— Written problem —
Extract each line of the records below that contains the word "Jessica".

§ §

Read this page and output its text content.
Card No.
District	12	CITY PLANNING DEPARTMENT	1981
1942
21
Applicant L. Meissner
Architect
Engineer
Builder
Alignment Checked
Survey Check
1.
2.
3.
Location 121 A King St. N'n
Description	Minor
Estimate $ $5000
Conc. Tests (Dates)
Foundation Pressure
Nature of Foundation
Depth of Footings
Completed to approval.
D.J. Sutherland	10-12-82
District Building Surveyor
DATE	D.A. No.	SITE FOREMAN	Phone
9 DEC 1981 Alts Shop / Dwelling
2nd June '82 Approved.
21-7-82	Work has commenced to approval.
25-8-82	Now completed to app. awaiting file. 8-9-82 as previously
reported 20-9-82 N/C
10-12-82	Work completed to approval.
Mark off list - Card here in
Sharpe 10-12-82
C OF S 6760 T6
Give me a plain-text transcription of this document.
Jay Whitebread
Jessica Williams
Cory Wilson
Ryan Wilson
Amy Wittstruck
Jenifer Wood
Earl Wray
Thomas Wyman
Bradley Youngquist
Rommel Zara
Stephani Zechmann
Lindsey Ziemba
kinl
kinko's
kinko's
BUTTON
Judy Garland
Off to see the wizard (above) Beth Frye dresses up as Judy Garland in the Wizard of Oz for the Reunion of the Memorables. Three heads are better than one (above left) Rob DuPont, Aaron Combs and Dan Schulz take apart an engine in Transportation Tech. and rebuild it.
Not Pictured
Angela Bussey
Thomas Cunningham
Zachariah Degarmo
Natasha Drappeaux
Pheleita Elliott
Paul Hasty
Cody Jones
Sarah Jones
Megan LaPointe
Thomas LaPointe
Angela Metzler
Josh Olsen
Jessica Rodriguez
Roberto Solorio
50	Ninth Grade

§ §

— Finished answer —
Jessica Williams
Jessica Rodriguez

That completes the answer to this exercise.